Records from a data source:
┌──
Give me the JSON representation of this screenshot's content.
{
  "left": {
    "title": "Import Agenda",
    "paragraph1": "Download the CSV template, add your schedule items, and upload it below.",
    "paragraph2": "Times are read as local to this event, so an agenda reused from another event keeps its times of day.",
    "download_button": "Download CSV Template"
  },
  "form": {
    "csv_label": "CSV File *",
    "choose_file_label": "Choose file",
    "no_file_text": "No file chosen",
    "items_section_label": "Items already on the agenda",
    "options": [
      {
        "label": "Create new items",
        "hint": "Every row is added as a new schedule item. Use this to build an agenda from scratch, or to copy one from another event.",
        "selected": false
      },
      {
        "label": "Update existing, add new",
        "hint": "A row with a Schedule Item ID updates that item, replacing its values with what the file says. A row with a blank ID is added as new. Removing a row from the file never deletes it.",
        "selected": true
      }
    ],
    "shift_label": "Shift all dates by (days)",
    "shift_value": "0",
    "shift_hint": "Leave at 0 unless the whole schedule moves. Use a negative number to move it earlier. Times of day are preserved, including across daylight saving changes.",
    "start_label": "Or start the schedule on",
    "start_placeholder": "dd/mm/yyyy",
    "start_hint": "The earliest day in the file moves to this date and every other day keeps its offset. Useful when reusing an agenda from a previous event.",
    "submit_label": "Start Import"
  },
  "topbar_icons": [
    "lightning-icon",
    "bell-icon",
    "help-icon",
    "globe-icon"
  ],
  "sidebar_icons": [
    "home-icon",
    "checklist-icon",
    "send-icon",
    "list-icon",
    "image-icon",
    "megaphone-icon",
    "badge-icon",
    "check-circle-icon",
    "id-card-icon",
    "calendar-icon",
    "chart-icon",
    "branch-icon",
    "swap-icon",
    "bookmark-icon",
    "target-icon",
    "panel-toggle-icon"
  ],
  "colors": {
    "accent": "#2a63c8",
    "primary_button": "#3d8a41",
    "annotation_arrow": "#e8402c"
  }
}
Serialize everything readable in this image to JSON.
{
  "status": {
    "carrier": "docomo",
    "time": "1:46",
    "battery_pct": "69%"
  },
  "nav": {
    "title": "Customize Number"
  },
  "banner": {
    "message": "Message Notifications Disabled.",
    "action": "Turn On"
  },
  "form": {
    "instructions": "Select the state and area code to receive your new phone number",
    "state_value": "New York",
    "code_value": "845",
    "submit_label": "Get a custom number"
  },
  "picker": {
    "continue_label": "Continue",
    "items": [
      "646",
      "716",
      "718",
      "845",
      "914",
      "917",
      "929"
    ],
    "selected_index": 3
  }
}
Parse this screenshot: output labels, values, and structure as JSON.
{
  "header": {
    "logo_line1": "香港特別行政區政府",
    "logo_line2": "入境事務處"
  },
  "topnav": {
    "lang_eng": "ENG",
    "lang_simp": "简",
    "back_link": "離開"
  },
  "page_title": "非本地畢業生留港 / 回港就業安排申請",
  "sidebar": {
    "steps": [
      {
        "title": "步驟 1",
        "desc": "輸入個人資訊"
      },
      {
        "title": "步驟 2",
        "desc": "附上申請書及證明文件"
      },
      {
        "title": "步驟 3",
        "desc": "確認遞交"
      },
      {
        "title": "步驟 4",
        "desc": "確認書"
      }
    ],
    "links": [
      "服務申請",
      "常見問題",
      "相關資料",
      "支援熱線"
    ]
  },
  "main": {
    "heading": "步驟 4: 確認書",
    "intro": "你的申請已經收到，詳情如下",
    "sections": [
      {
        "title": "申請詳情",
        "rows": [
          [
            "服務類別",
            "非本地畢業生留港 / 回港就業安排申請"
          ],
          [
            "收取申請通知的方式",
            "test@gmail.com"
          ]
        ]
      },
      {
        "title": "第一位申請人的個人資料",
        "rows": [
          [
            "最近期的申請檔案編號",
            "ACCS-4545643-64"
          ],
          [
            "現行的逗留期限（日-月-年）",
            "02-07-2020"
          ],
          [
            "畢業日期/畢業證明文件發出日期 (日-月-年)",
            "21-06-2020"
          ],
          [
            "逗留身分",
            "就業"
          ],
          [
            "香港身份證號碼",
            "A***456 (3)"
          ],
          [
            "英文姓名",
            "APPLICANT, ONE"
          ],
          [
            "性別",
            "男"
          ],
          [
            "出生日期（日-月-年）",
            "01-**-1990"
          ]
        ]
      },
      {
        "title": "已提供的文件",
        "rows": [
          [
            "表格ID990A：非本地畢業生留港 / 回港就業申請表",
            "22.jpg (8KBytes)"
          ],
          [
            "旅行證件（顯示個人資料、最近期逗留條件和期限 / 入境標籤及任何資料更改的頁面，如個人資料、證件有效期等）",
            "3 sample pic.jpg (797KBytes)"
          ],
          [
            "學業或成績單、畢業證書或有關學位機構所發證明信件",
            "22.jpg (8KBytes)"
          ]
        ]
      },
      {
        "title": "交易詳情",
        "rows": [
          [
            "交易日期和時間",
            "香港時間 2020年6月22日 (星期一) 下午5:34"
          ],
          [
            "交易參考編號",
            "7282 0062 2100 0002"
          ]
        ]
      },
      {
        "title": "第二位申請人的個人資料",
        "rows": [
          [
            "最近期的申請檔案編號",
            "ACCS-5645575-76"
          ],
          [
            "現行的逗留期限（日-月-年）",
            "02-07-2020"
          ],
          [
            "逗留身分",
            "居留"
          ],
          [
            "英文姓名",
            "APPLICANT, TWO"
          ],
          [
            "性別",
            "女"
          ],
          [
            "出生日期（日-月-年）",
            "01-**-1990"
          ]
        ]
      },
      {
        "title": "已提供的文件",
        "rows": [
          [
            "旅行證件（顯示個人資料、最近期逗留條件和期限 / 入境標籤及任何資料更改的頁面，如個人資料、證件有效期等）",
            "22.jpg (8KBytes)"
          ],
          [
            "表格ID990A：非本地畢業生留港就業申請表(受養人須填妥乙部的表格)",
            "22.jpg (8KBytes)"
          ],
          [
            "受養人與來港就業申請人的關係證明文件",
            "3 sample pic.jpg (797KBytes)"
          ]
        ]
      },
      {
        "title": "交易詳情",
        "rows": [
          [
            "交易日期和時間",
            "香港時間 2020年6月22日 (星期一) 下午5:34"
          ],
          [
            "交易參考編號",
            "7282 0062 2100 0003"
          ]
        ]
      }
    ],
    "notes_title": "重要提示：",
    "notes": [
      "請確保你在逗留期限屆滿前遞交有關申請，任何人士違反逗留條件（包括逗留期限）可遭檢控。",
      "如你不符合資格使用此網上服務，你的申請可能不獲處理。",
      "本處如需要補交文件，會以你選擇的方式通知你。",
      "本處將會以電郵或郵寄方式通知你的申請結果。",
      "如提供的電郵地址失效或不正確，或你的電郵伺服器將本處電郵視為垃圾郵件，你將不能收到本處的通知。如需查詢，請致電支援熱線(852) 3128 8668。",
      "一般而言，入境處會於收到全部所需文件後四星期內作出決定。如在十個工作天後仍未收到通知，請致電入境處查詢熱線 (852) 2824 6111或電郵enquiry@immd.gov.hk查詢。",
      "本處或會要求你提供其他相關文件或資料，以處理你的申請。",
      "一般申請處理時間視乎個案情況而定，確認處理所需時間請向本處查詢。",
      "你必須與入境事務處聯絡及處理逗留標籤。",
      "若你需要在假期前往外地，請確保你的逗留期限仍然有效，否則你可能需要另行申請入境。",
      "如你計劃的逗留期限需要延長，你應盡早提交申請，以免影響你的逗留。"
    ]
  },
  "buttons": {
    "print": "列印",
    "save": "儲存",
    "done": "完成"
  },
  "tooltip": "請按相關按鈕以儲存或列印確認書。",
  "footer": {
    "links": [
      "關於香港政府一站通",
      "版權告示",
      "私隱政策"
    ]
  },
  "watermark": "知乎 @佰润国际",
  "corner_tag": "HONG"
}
└──
> _Work required_
Your task is to print the whole listing again exactly.

> _The answer_
Give me the JSON representation of this screenshot's content.
{
  "left": {
    "title": "Import Agenda",
    "paragraph1": "Download the CSV template, add your schedule items, and upload it below.",
    "paragraph2": "Times are read as local to this event, so an agenda reused from another event keeps its times of day.",
    "download_button": "Download CSV Template"
  },
  "form": {
    "csv_label": "CSV File *",
    "choose_file_label": "Choose file",
    "no_file_text": "No file chosen",
    "items_section_label": "Items already on the agenda",
    "options": [
      {
        "label": "Create new items",
        "hint": "Every row is added as a new schedule item. Use this to build an agenda from scratch, or to copy one from another event.",
        "selected": false
      },
      {
        "label": "Update existing, add new",
        "hint": "A row with a Schedule Item ID updates that item, replacing its values with what the file says. A row with a blank ID is added as new. Removing a row from the file never deletes it.",
        "selected": true
      }
    ],
    "shift_label": "Shift all dates by (days)",
    "shift_value": "0",
    "shift_hint": "Leave at 0 unless the whole schedule moves. Use a negative number to move it earlier. Times of day are preserved, including across daylight saving changes.",
    "start_label": "Or start the schedule on",
    "start_placeholder": "dd/mm/yyyy",
    "start_hint": "The earliest day in the file moves to this date and every other day keeps its offset. Useful when reusing an agenda from a previous event.",
    "submit_label": "Start Import"
  },
  "topbar_icons": [
    "lightning-icon",
    "bell-icon",
    "help-icon",
    "globe-icon"
  ],
  "sidebar_icons": [
    "home-icon",
    "checklist-icon",
    "send-icon",
    "list-icon",
    "image-icon",
    "megaphone-icon",
    "badge-icon",
    "check-circle-icon",
    "id-card-icon",
    "calendar-icon",
    "chart-icon",
    "branch-icon",
    "swap-icon",
    "bookmark-icon",
    "target-icon",
    "panel-toggle-icon"
  ],
  "colors": {
    "accent": "#2a63c8",
    "primary_button": "#3d8a41",
    "annotation_arrow": "#e8402c"
  }
}
Serialize everything readable in this image to JSON.
{
  "status": {
    "carrier": "docomo",
    "time": "1:46",
    "battery_pct": "69%"
  },
  "nav": {
    "title": "Customize Number"
  },
  "banner": {
    "message": "Message Notifications Disabled.",
    "action": "Turn On"
  },
  "form": {
    "instructions": "Select the state and area code to receive your new phone number",
    "state_value": "New York",
    "code_value": "845",
    "submit_label": "Get a custom number"
  },
  "picker": {
    "continue_label": "Continue",
    "items": [
      "646",
      "716",
      "718",
      "845",
      "914",
      "917",
      "929"
    ],
    "selected_index": 3
  }
}
Parse this screenshot: output labels, values, and structure as JSON.
{
  "header": {
    "logo_line1": "香港特別行政區政府",
    "logo_line2": "入境事務處"
  },
  "topnav": {
    "lang_eng": "ENG",
    "lang_simp": "简",
    "back_link": "離開"
  },
  "page_title": "非本地畢業生留港 / 回港就業安排申請",
  "sidebar": {
    "steps": [
      {
        "title": "步驟 1",
        "desc": "輸入個人資訊"
      },
      {
        "title": "步驟 2",
        "desc": "附上申請書及證明文件"
      },
      {
        "title": "步驟 3",
        "desc": "確認遞交"
      },
      {
        "title": "步驟 4",
        "desc": "確認書"
      }
    ],
    "links": [
      "服務申請",
      "常見問題",
      "相關資料",
      "支援熱線"
    ]
  },
  "main": {
    "heading": "步驟 4: 確認書",
    "intro": "你的申請已經收到，詳情如下",
    "sections": [
      {
        "title": "申請詳情",
        "rows": [
          [
            "服務類別",
            "非本地畢業生留港 / 回港就業安排申請"
          ],
          [
            "收取申請通知的方式",
            "test@gmail.com"
          ]
        ]
      },
      {
        "title": "第一位申請人的個人資料",
        "rows": [
          [
            "最近期的申請檔案編號",
            "ACCS-4545643-64"
          ],
          [
            "現行的逗留期限（日-月-年）",
            "02-07-2020"
          ],
          [
            "畢業日期/畢業證明文件發出日期 (日-月-年)",
            "21-06-2020"
          ],
          [
            "逗留身分",
            "就業"
          ],
          [
            "香港身份證號碼",
            "A***456 (3)"
          ],
          [
            "英文姓名",
            "APPLICANT, ONE"
          ],
          [
            "性別",
            "男"
          ],
          [
            "出生日期（日-月-年）",
            "01-**-1990"
          ]
        ]
      },
      {
        "title": "已提供的文件",
        "rows": [
          [
            "表格ID990A：非本地畢業生留港 / 回港就業申請表",
            "22.jpg (8KBytes)"
          ],
          [
            "旅行證件（顯示個人資料、最近期逗留條件和期限 / 入境標籤及任何資料更改的頁面，如個人資料、證件有效期等）",
            "3 sample pic.jpg (797KBytes)"
          ],
          [
            "學業或成績單、畢業證書或有關學位機構所發證明信件",
            "22.jpg (8KBytes)"
          ]
        ]
      },
      {
        "title": "交易詳情",
        "rows": [
          [
            "交易日期和時間",
            "香港時間 2020年6月22日 (星期一) 下午5:34"
          ],
          [
            "交易參考編號",
            "7282 0062 2100 0002"
          ]
        ]
      },
      {
        "title": "第二位申請人的個人資料",
        "rows": [
          [
            "最近期的申請檔案編號",
            "ACCS-5645575-76"
          ],
          [
            "現行的逗留期限（日-月-年）",
            "02-07-2020"
          ],
          [
            "逗留身分",
            "居留"
          ],
          [
            "英文姓名",
            "APPLICANT, TWO"
          ],
          [
            "性別",
            "女"
          ],
          [
            "出生日期（日-月-年）",
            "01-**-1990"
          ]
        ]
      },
      {
        "title": "已提供的文件",
        "rows": [
          [
            "旅行證件（顯示個人資料、最近期逗留條件和期限 / 入境標籤及任何資料更改的頁面，如個人資料、證件有效期等）",
            "22.jpg (8KBytes)"
          ],
          [
            "表格ID990A：非本地畢業生留港就業申請表(受養人須填妥乙部的表格)",
            "22.jpg (8KBytes)"
          ],
          [
            "受養人與來港就業申請人的關係證明文件",
            "3 sample pic.jpg (797KBytes)"
          ]
        ]
      },
      {
        "title": "交易詳情",
        "rows": [
          [
            "交易日期和時間",
            "香港時間 2020年6月22日 (星期一) 下午5:34"
          ],
          [
            "交易參考編號",
            "7282 0062 2100 0003"
          ]
        ]
      }
    ],
    "notes_title": "重要提示：",
    "notes": [
      "請確保你在逗留期限屆滿前遞交有關申請，任何人士違反逗留條件（包括逗留期限）可遭檢控。",
      "如你不符合資格使用此網上服務，你的申請可能不獲處理。",
      "本處如需要補交文件，會以你選擇的方式通知你。",
      "本處將會以電郵或郵寄方式通知你的申請結果。",
      "如提供的電郵地址失效或不正確，或你的電郵伺服器將本處電郵視為垃圾郵件，你將不能收到本處的通知。如需查詢，請致電支援熱線(852) 3128 8668。",
      "一般而言，入境處會於收到全部所需文件後四星期內作出決定。如在十個工作天後仍未收到通知，請致電入境處查詢熱線 (852) 2824 6111或電郵enquiry@immd.gov.hk查詢。",
      "本處或會要求你提供其他相關文件或資料，以處理你的申請。",
      "一般申請處理時間視乎個案情況而定，確認處理所需時間請向本處查詢。",
      "你必須與入境事務處聯絡及處理逗留標籤。",
      "若你需要在假期前往外地，請確保你的逗留期限仍然有效，否則你可能需要另行申請入境。",
      "如你計劃的逗留期限需要延長，你應盡早提交申請，以免影響你的逗留。"
    ]
  },
  "buttons": {
    "print": "列印",
    "save": "儲存",
    "done": "完成"
  },
  "tooltip": "請按相關按鈕以儲存或列印確認書。",
  "footer": {
    "links": [
      "關於香港政府一站通",
      "版權告示",
      "私隱政策"
    ]
  },
  "watermark": "知乎 @佰润国际",
  "corner_tag": "HONG"
}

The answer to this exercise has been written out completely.